Your task: Repeat the records in full and exactly, omitting pictures.

---------- Recorded data ----------

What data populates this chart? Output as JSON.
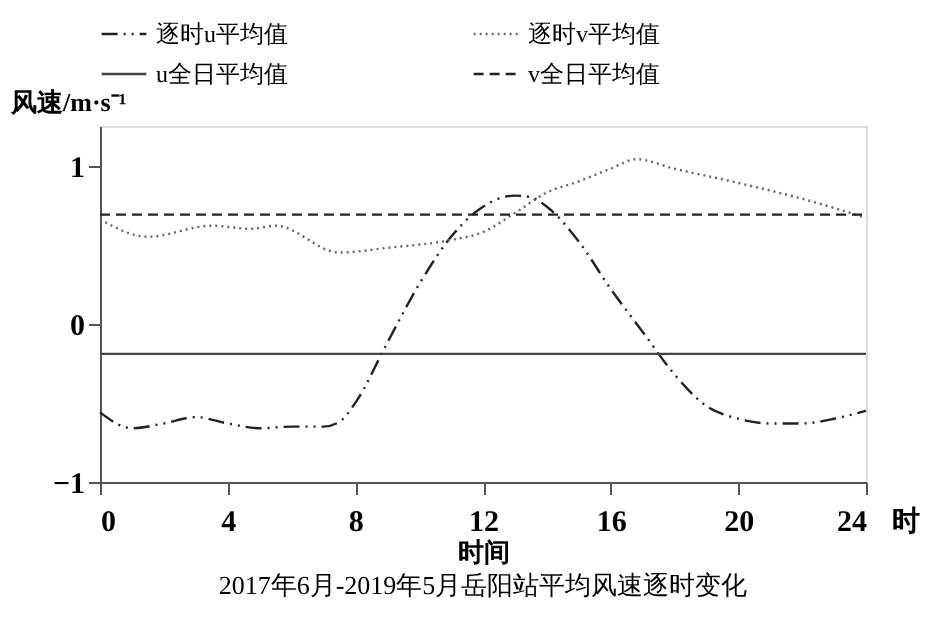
{
  "chart_data": {
    "type": "line",
    "title": "2017年6月-2019年5月岳阳站平均风速逐时变化",
    "xlabel": "时间",
    "ylabel": "风速/m·s⁻¹",
    "annotations": [
      "时"
    ],
    "xlim": [
      0,
      24
    ],
    "xticks": [
      0,
      4,
      8,
      12,
      16,
      20,
      24
    ],
    "ylim": [
      -1,
      1.25
    ],
    "yticks": [
      -1,
      0,
      1
    ],
    "grid": false,
    "legend": "top",
    "marker": "none",
    "series": [
      {
        "name": "逐时u平均值",
        "color": "#222222",
        "line_style": "dashdot",
        "x": [
          0,
          1,
          2,
          3,
          4,
          5,
          6,
          7,
          7.5,
          8,
          9,
          10,
          11,
          12,
          13,
          13.5,
          14,
          15,
          16,
          17,
          18,
          19,
          20,
          21,
          22,
          23,
          24
        ],
        "values": [
          -0.56,
          -0.66,
          -0.63,
          -0.59,
          -0.63,
          -0.66,
          -0.65,
          -0.65,
          -0.62,
          -0.5,
          -0.12,
          0.25,
          0.55,
          0.74,
          0.81,
          0.8,
          0.74,
          0.52,
          0.22,
          -0.05,
          -0.32,
          -0.52,
          -0.6,
          -0.63,
          -0.63,
          -0.6,
          -0.55
        ]
      },
      {
        "name": "逐时v平均值",
        "color": "#666666",
        "line_style": "dotted",
        "x": [
          0,
          1.5,
          3.5,
          4.7,
          5.5,
          7.5,
          9,
          11,
          12,
          13,
          14,
          15,
          16,
          16.8,
          18,
          20,
          22,
          24
        ],
        "values": [
          0.66,
          0.55,
          0.62,
          0.6,
          0.62,
          0.45,
          0.48,
          0.53,
          0.58,
          0.7,
          0.83,
          0.9,
          0.98,
          1.04,
          0.98,
          0.89,
          0.79,
          0.67
        ]
      },
      {
        "name": "u全日平均值",
        "color": "#444444",
        "line_style": "solid",
        "x": [
          0,
          24
        ],
        "values": [
          -0.19,
          -0.19
        ]
      },
      {
        "name": "v全日平均值",
        "color": "#222222",
        "line_style": "dashed",
        "x": [
          0,
          24
        ],
        "values": [
          0.69,
          0.69
        ]
      }
    ]
  }
}
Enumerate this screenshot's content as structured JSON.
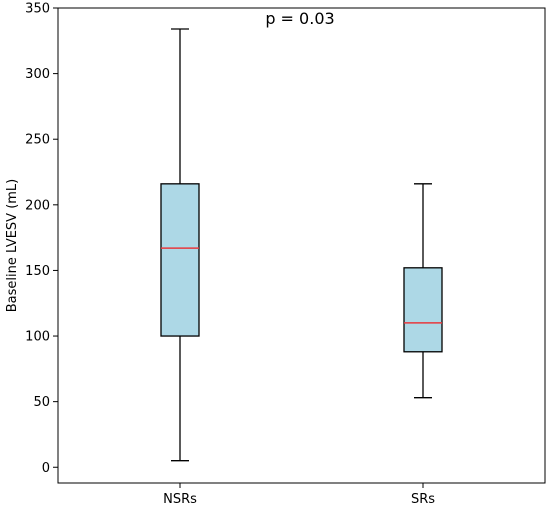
{
  "chart_data": {
    "type": "box",
    "categories": [
      "NSRs",
      "SRs"
    ],
    "boxes": [
      {
        "category": "NSRs",
        "whisker_low": 5,
        "q1": 100,
        "median": 167,
        "q3": 216,
        "whisker_high": 334
      },
      {
        "category": "SRs",
        "whisker_low": 53,
        "q1": 88,
        "median": 110,
        "q3": 152,
        "whisker_high": 216
      }
    ],
    "ylabel": "Baseline LVESV (mL)",
    "xlabel": "",
    "ylim": [
      -12,
      350
    ],
    "yticks": [
      0,
      50,
      100,
      150,
      200,
      250,
      300,
      350
    ],
    "annotation": "p = 0.03",
    "grid": false,
    "colors": {
      "box_fill": "#add8e6",
      "box_edge": "#000000",
      "median": "#e8383d",
      "axis": "#000000"
    }
  }
}
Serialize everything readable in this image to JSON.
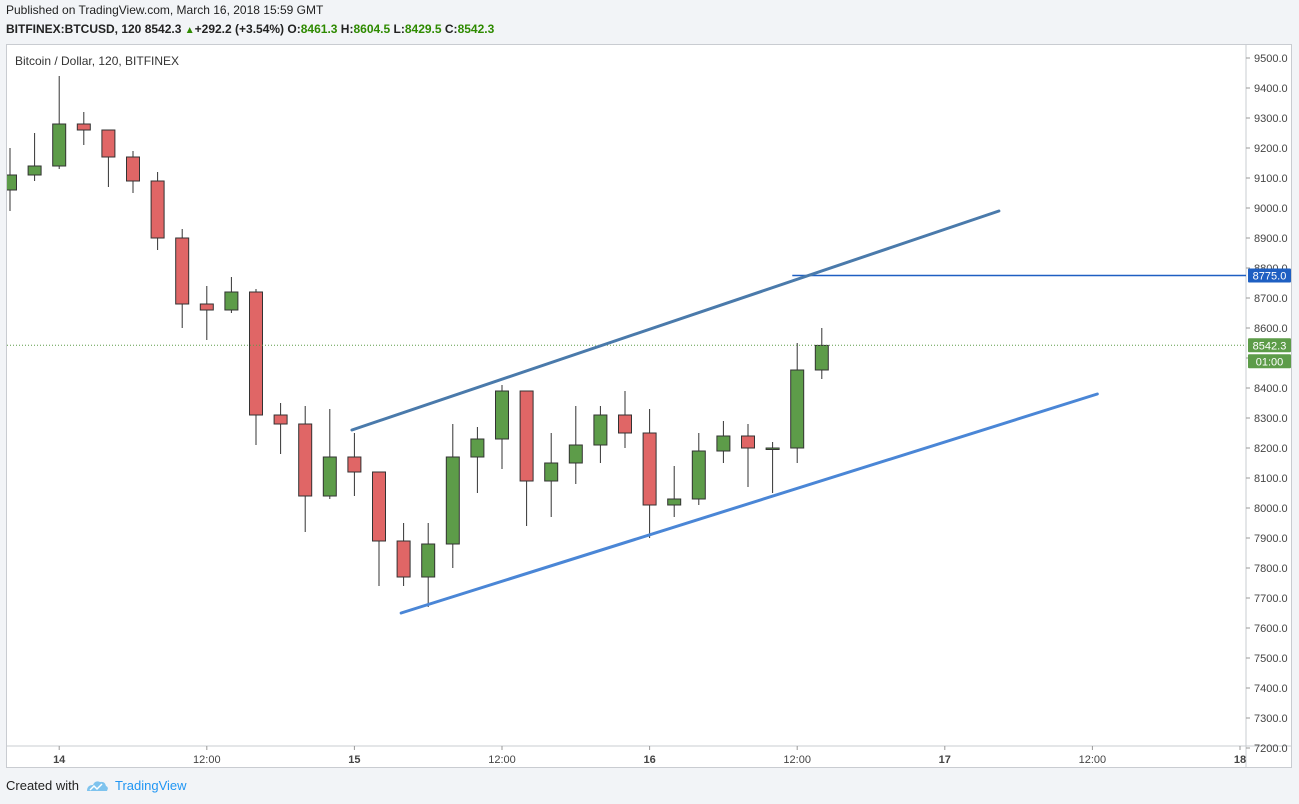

----------

Response to this task:
What data populates this chart? Output as JSON.
{
  "chart_data": {
    "type": "line",
    "title": "2017年6月-2019年5月岳阳站平均风速逐时变化",
    "xlabel": "时间",
    "ylabel": "风速/m·s⁻¹",
    "annotations": [
      "时"
    ],
    "xlim": [
      0,
      24
    ],
    "xticks": [
      0,
      4,
      8,
      12,
      16,
      20,
      24
    ],
    "ylim": [
      -1,
      1.25
    ],
    "yticks": [
      -1,
      0,
      1
    ],
    "grid": false,
    "legend": "top",
    "marker": "none",
    "series": [
      {
        "name": "逐时u平均值",
        "color": "#222222",
        "line_style": "dashdot",
        "x": [
          0,
          1,
          2,
          3,
          4,
          5,
          6,
          7,
          7.5,
          8,
          9,
          10,
          11,
          12,
          13,
          13.5,
          14,
          15,
          16,
          17,
          18,
          19,
          20,
          21,
          22,
          23,
          24
        ],
        "values": [
          -0.56,
          -0.66,
          -0.63,
          -0.59,
          -0.63,
          -0.66,
          -0.65,
          -0.65,
          -0.62,
          -0.5,
          -0.12,
          0.25,
          0.55,
          0.74,
          0.81,
          0.8,
          0.74,
          0.52,
          0.22,
          -0.05,
          -0.32,
          -0.52,
          -0.6,
          -0.63,
          -0.63,
          -0.6,
          -0.55
        ]
      },
      {
        "name": "逐时v平均值",
        "color": "#666666",
        "line_style": "dotted",
        "x": [
          0,
          1.5,
          3.5,
          4.7,
          5.5,
          7.5,
          9,
          11,
          12,
          13,
          14,
          15,
          16,
          16.8,
          18,
          20,
          22,
          24
        ],
        "values": [
          0.66,
          0.55,
          0.62,
          0.6,
          0.62,
          0.45,
          0.48,
          0.53,
          0.58,
          0.7,
          0.83,
          0.9,
          0.98,
          1.04,
          0.98,
          0.89,
          0.79,
          0.67
        ]
      },
      {
        "name": "u全日平均值",
        "color": "#444444",
        "line_style": "solid",
        "x": [
          0,
          24
        ],
        "values": [
          -0.19,
          -0.19
        ]
      },
      {
        "name": "v全日平均值",
        "color": "#222222",
        "line_style": "dashed",
        "x": [
          0,
          24
        ],
        "values": [
          0.69,
          0.69
        ]
      }
    ]
  }
}
Enumerate this screenshot's content as structured JSON.
{
  "chart_data": {
    "type": "box",
    "categories": [
      "NSRs",
      "SRs"
    ],
    "boxes": [
      {
        "category": "NSRs",
        "whisker_low": 5,
        "q1": 100,
        "median": 167,
        "q3": 216,
        "whisker_high": 334
      },
      {
        "category": "SRs",
        "whisker_low": 53,
        "q1": 88,
        "median": 110,
        "q3": 152,
        "whisker_high": 216
      }
    ],
    "ylabel": "Baseline LVESV (mL)",
    "xlabel": "",
    "ylim": [
      -12,
      350
    ],
    "yticks": [
      0,
      50,
      100,
      150,
      200,
      250,
      300,
      350
    ],
    "annotation": "p = 0.03",
    "grid": false,
    "colors": {
      "box_fill": "#add8e6",
      "box_edge": "#000000",
      "median": "#e8383d",
      "axis": "#000000"
    }
  }
}
Serialize everything readable in this image to JSON.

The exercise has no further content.